**Work to be completed:** Copy exactly the lines from the one containing "Convert this screenshot" through the last line of the records below, including both, and leave out any pictures.

-- BEGIN Excerpted records --

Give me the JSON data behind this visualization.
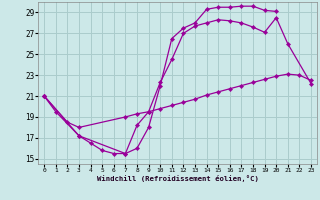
{
  "title": "",
  "xlabel": "Windchill (Refroidissement éolien,°C)",
  "bg_color": "#cce8e8",
  "grid_color": "#aacccc",
  "line_color": "#990099",
  "xlim": [
    -0.5,
    23.5
  ],
  "ylim": [
    14.5,
    30.0
  ],
  "yticks": [
    15,
    17,
    19,
    21,
    23,
    25,
    27,
    29
  ],
  "xticks": [
    0,
    1,
    2,
    3,
    4,
    5,
    6,
    7,
    8,
    9,
    10,
    11,
    12,
    13,
    14,
    15,
    16,
    17,
    18,
    19,
    20,
    21,
    22,
    23
  ],
  "line1_x": [
    0,
    1,
    3,
    4,
    5,
    6,
    7,
    8,
    9,
    10,
    11,
    12,
    13,
    14,
    15,
    16,
    17,
    18,
    19,
    20
  ],
  "line1_y": [
    21.0,
    19.5,
    17.2,
    16.5,
    15.8,
    15.5,
    15.5,
    16.0,
    18.0,
    22.0,
    26.5,
    27.5,
    28.0,
    29.3,
    29.5,
    29.5,
    29.6,
    29.6,
    29.2,
    29.1
  ],
  "line2_x": [
    0,
    3,
    7,
    8,
    9,
    10,
    11,
    12,
    13,
    14,
    15,
    16,
    17,
    18,
    19,
    20,
    21,
    23
  ],
  "line2_y": [
    21.0,
    17.2,
    15.5,
    18.2,
    19.5,
    22.3,
    24.5,
    27.0,
    27.7,
    28.0,
    28.3,
    28.2,
    28.0,
    27.6,
    27.1,
    28.5,
    26.0,
    22.2
  ],
  "line3_x": [
    0,
    2,
    3,
    7,
    8,
    9,
    10,
    11,
    12,
    13,
    14,
    15,
    16,
    17,
    18,
    19,
    20,
    21,
    22,
    23
  ],
  "line3_y": [
    21.0,
    18.5,
    18.0,
    19.0,
    19.3,
    19.5,
    19.8,
    20.1,
    20.4,
    20.7,
    21.1,
    21.4,
    21.7,
    22.0,
    22.3,
    22.6,
    22.9,
    23.1,
    23.0,
    22.5
  ]
}
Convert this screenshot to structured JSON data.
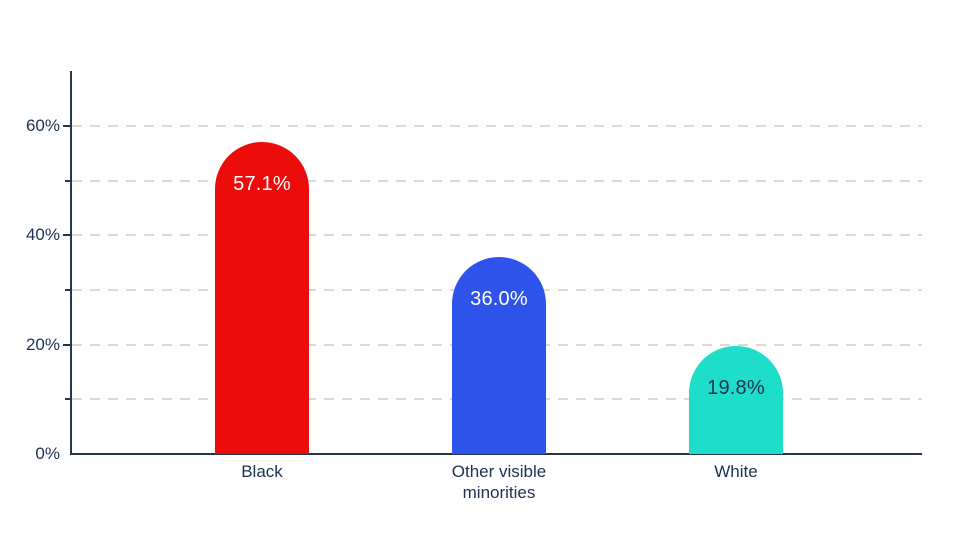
{
  "chart_data": {
    "type": "bar",
    "title": "",
    "xlabel": "",
    "ylabel": "",
    "categories": [
      "Black",
      "Other visible minorities",
      "White"
    ],
    "values": [
      57.1,
      36.0,
      19.8
    ],
    "value_labels": [
      "57.1%",
      "36.0%",
      "19.8%"
    ],
    "series_colors": [
      "#ec0c0c",
      "#2e53ea",
      "#1eddc9"
    ],
    "value_label_colors": [
      "#ffffff",
      "#ffffff",
      "#1a3350"
    ],
    "ylim": [
      0,
      70
    ],
    "y_ticks": [
      {
        "value": 0,
        "label": "0%"
      },
      {
        "value": 20,
        "label": "20%"
      },
      {
        "value": 40,
        "label": "40%"
      },
      {
        "value": 60,
        "label": "60%"
      }
    ],
    "y_minor_ticks": [
      10,
      30,
      50
    ],
    "gridline_values": [
      10,
      20,
      30,
      40,
      50,
      60
    ],
    "grid_style": "dashed-horizontal",
    "legend": "none"
  },
  "style": {
    "background": "#ffffff",
    "axis_color": "#22374d",
    "text_color": "#1a3350",
    "grid_color": "#ded9d2"
  }
}
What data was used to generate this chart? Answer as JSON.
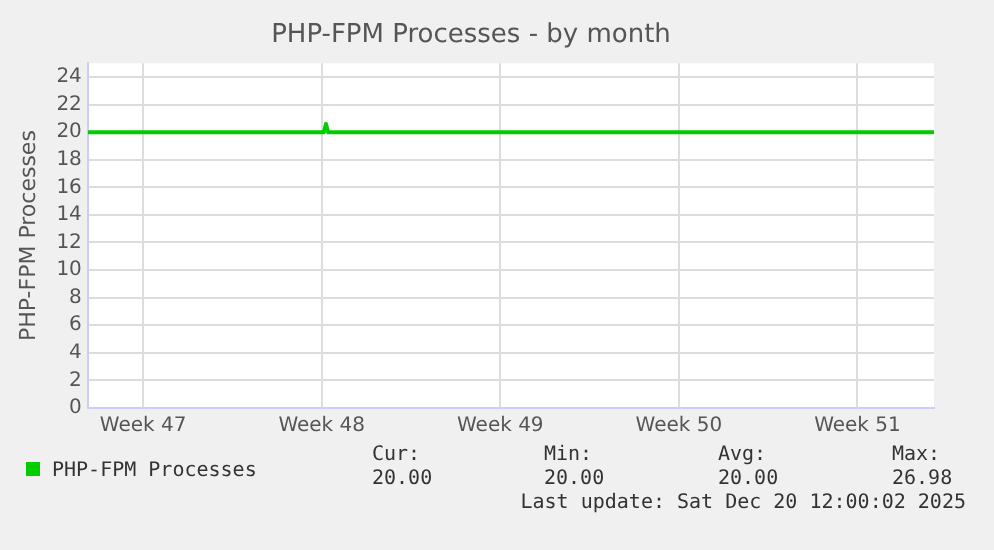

-- END Excerpted records --

**Response to the exercise:**
Convert this screenshot to structured JSON data.
{
  "chart_data": {
    "type": "bar",
    "title": "",
    "xlabel": "",
    "ylabel": "",
    "categories": [
      "Black",
      "Other visible minorities",
      "White"
    ],
    "values": [
      57.1,
      36.0,
      19.8
    ],
    "value_labels": [
      "57.1%",
      "36.0%",
      "19.8%"
    ],
    "series_colors": [
      "#ec0c0c",
      "#2e53ea",
      "#1eddc9"
    ],
    "value_label_colors": [
      "#ffffff",
      "#ffffff",
      "#1a3350"
    ],
    "ylim": [
      0,
      70
    ],
    "y_ticks": [
      {
        "value": 0,
        "label": "0%"
      },
      {
        "value": 20,
        "label": "20%"
      },
      {
        "value": 40,
        "label": "40%"
      },
      {
        "value": 60,
        "label": "60%"
      }
    ],
    "y_minor_ticks": [
      10,
      30,
      50
    ],
    "gridline_values": [
      10,
      20,
      30,
      40,
      50,
      60
    ],
    "grid_style": "dashed-horizontal",
    "legend": "none"
  },
  "style": {
    "background": "#ffffff",
    "axis_color": "#22374d",
    "text_color": "#1a3350",
    "grid_color": "#ded9d2"
  }
}
What data was used to generate this chart? Answer as JSON.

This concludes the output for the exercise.